** start SUPPLIED DATA **
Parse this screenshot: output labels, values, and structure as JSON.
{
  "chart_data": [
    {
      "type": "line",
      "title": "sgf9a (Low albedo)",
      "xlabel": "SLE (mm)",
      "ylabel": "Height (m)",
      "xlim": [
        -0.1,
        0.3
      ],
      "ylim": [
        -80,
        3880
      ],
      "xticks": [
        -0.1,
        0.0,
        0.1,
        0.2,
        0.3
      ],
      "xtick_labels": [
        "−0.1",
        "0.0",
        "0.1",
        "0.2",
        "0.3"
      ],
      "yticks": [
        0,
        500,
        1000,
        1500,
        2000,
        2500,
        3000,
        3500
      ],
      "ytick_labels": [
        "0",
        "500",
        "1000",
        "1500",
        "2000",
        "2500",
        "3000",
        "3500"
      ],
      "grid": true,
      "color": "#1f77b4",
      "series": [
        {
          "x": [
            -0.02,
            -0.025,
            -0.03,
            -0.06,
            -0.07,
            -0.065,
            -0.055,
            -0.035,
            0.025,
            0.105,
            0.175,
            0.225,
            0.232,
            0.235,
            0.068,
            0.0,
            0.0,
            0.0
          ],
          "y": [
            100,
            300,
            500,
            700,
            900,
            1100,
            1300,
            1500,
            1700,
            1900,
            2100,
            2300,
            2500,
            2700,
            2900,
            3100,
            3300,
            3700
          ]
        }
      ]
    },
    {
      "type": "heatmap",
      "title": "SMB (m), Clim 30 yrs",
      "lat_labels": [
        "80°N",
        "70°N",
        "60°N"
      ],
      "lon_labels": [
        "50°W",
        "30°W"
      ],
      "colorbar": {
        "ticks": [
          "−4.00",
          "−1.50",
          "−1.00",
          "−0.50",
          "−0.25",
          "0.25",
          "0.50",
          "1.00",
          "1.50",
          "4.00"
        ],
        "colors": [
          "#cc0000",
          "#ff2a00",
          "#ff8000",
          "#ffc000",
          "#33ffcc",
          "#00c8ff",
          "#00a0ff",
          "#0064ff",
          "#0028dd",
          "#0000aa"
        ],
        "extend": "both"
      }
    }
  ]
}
** end SUPPLIED DATA **
EXERCISE DIRECTIONS -
Read the entries and pick out all lines that include the word "title".

RESPONSE -
      "title": "sgf9a (Low albedo)",
      "title": "SMB (m), Clim 30 yrs",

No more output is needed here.